» **Problem to solve**:
Send back all the data below, exactly as given.

----- Data to process

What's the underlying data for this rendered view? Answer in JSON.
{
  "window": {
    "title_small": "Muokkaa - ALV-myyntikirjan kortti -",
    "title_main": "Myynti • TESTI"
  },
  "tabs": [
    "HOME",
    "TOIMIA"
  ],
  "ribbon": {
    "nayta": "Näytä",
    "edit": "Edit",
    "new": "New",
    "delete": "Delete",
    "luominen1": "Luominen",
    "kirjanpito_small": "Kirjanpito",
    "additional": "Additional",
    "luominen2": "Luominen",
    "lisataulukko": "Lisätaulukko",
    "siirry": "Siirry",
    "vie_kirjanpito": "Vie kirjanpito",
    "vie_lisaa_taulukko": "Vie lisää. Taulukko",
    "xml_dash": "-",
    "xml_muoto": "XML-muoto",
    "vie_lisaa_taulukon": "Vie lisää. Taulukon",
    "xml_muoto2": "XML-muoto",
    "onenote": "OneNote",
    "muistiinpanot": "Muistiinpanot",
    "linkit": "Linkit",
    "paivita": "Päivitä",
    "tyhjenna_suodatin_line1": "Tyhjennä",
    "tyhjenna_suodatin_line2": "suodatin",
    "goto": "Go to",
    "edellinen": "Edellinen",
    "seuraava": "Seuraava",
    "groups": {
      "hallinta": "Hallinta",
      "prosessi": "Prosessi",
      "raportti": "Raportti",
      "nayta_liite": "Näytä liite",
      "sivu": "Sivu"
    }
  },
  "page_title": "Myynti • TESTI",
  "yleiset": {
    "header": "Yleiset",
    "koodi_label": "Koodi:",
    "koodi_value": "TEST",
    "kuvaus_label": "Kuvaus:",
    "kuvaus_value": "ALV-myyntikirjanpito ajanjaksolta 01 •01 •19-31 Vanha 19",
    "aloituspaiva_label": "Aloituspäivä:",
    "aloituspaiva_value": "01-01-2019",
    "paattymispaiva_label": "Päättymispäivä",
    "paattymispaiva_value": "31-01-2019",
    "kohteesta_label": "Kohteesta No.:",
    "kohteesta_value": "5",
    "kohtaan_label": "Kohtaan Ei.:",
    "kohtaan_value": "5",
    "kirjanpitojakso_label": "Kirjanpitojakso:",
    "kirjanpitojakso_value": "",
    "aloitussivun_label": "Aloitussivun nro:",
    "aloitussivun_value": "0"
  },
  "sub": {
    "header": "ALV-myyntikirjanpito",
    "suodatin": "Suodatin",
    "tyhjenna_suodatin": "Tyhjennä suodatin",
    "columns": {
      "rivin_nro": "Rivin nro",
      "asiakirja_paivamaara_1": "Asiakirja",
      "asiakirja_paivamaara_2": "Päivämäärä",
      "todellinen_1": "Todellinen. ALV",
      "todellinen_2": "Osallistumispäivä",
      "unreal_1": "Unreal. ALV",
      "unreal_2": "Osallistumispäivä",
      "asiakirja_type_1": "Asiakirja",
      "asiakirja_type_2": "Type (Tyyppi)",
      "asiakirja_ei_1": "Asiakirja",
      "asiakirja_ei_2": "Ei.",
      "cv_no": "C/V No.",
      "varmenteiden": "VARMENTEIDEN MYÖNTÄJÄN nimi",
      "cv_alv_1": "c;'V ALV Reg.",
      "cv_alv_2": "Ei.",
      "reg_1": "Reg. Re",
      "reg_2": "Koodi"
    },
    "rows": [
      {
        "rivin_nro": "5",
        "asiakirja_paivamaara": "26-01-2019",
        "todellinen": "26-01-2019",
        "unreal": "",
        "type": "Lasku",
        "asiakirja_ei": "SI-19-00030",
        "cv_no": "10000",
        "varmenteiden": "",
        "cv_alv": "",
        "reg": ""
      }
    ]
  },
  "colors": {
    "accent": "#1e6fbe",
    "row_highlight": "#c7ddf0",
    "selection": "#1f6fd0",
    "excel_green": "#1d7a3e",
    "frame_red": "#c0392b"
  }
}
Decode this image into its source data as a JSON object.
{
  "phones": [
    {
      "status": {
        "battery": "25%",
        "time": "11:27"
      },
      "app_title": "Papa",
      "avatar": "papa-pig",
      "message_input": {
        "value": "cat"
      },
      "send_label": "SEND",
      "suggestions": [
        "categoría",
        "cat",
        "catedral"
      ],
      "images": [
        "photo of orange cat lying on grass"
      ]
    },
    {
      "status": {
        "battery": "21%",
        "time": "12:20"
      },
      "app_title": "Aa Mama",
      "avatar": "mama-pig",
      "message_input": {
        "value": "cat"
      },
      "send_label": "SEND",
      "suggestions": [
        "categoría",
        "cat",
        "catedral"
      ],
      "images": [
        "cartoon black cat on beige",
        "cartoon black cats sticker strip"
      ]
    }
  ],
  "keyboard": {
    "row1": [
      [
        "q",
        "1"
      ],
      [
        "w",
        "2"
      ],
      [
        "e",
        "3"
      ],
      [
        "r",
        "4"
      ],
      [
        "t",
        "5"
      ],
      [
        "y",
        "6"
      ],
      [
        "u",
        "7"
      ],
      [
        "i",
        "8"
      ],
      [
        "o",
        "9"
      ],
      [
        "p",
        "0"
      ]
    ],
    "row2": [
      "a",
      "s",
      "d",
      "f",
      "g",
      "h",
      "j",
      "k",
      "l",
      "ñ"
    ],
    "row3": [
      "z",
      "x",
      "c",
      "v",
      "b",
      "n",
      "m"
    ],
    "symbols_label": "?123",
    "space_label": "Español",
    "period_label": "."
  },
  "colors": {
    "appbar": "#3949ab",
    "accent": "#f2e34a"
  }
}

----------

» **Reply to the task**:
What's the underlying data for this rendered view? Answer in JSON.
{
  "window": {
    "title_small": "Muokkaa - ALV-myyntikirjan kortti -",
    "title_main": "Myynti • TESTI"
  },
  "tabs": [
    "HOME",
    "TOIMIA"
  ],
  "ribbon": {
    "nayta": "Näytä",
    "edit": "Edit",
    "new": "New",
    "delete": "Delete",
    "luominen1": "Luominen",
    "kirjanpito_small": "Kirjanpito",
    "additional": "Additional",
    "luominen2": "Luominen",
    "lisataulukko": "Lisätaulukko",
    "siirry": "Siirry",
    "vie_kirjanpito": "Vie kirjanpito",
    "vie_lisaa_taulukko": "Vie lisää. Taulukko",
    "xml_dash": "-",
    "xml_muoto": "XML-muoto",
    "vie_lisaa_taulukon": "Vie lisää. Taulukon",
    "xml_muoto2": "XML-muoto",
    "onenote": "OneNote",
    "muistiinpanot": "Muistiinpanot",
    "linkit": "Linkit",
    "paivita": "Päivitä",
    "tyhjenna_suodatin_line1": "Tyhjennä",
    "tyhjenna_suodatin_line2": "suodatin",
    "goto": "Go to",
    "edellinen": "Edellinen",
    "seuraava": "Seuraava",
    "groups": {
      "hallinta": "Hallinta",
      "prosessi": "Prosessi",
      "raportti": "Raportti",
      "nayta_liite": "Näytä liite",
      "sivu": "Sivu"
    }
  },
  "page_title": "Myynti • TESTI",
  "yleiset": {
    "header": "Yleiset",
    "koodi_label": "Koodi:",
    "koodi_value": "TEST",
    "kuvaus_label": "Kuvaus:",
    "kuvaus_value": "ALV-myyntikirjanpito ajanjaksolta 01 •01 •19-31 Vanha 19",
    "aloituspaiva_label": "Aloituspäivä:",
    "aloituspaiva_value": "01-01-2019",
    "paattymispaiva_label": "Päättymispäivä",
    "paattymispaiva_value": "31-01-2019",
    "kohteesta_label": "Kohteesta No.:",
    "kohteesta_value": "5",
    "kohtaan_label": "Kohtaan Ei.:",
    "kohtaan_value": "5",
    "kirjanpitojakso_label": "Kirjanpitojakso:",
    "kirjanpitojakso_value": "",
    "aloitussivun_label": "Aloitussivun nro:",
    "aloitussivun_value": "0"
  },
  "sub": {
    "header": "ALV-myyntikirjanpito",
    "suodatin": "Suodatin",
    "tyhjenna_suodatin": "Tyhjennä suodatin",
    "columns": {
      "rivin_nro": "Rivin nro",
      "asiakirja_paivamaara_1": "Asiakirja",
      "asiakirja_paivamaara_2": "Päivämäärä",
      "todellinen_1": "Todellinen. ALV",
      "todellinen_2": "Osallistumispäivä",
      "unreal_1": "Unreal. ALV",
      "unreal_2": "Osallistumispäivä",
      "asiakirja_type_1": "Asiakirja",
      "asiakirja_type_2": "Type (Tyyppi)",
      "asiakirja_ei_1": "Asiakirja",
      "asiakirja_ei_2": "Ei.",
      "cv_no": "C/V No.",
      "varmenteiden": "VARMENTEIDEN MYÖNTÄJÄN nimi",
      "cv_alv_1": "c;'V ALV Reg.",
      "cv_alv_2": "Ei.",
      "reg_1": "Reg. Re",
      "reg_2": "Koodi"
    },
    "rows": [
      {
        "rivin_nro": "5",
        "asiakirja_paivamaara": "26-01-2019",
        "todellinen": "26-01-2019",
        "unreal": "",
        "type": "Lasku",
        "asiakirja_ei": "SI-19-00030",
        "cv_no": "10000",
        "varmenteiden": "",
        "cv_alv": "",
        "reg": ""
      }
    ]
  },
  "colors": {
    "accent": "#1e6fbe",
    "row_highlight": "#c7ddf0",
    "selection": "#1f6fd0",
    "excel_green": "#1d7a3e",
    "frame_red": "#c0392b"
  }
}
Decode this image into its source data as a JSON object.
{
  "phones": [
    {
      "status": {
        "battery": "25%",
        "time": "11:27"
      },
      "app_title": "Papa",
      "avatar": "papa-pig",
      "message_input": {
        "value": "cat"
      },
      "send_label": "SEND",
      "suggestions": [
        "categoría",
        "cat",
        "catedral"
      ],
      "images": [
        "photo of orange cat lying on grass"
      ]
    },
    {
      "status": {
        "battery": "21%",
        "time": "12:20"
      },
      "app_title": "Aa Mama",
      "avatar": "mama-pig",
      "message_input": {
        "value": "cat"
      },
      "send_label": "SEND",
      "suggestions": [
        "categoría",
        "cat",
        "catedral"
      ],
      "images": [
        "cartoon black cat on beige",
        "cartoon black cats sticker strip"
      ]
    }
  ],
  "keyboard": {
    "row1": [
      [
        "q",
        "1"
      ],
      [
        "w",
        "2"
      ],
      [
        "e",
        "3"
      ],
      [
        "r",
        "4"
      ],
      [
        "t",
        "5"
      ],
      [
        "y",
        "6"
      ],
      [
        "u",
        "7"
      ],
      [
        "i",
        "8"
      ],
      [
        "o",
        "9"
      ],
      [
        "p",
        "0"
      ]
    ],
    "row2": [
      "a",
      "s",
      "d",
      "f",
      "g",
      "h",
      "j",
      "k",
      "l",
      "ñ"
    ],
    "row3": [
      "z",
      "x",
      "c",
      "v",
      "b",
      "n",
      "m"
    ],
    "symbols_label": "?123",
    "space_label": "Español",
    "period_label": "."
  },
  "colors": {
    "appbar": "#3949ab",
    "accent": "#f2e34a"
  }
}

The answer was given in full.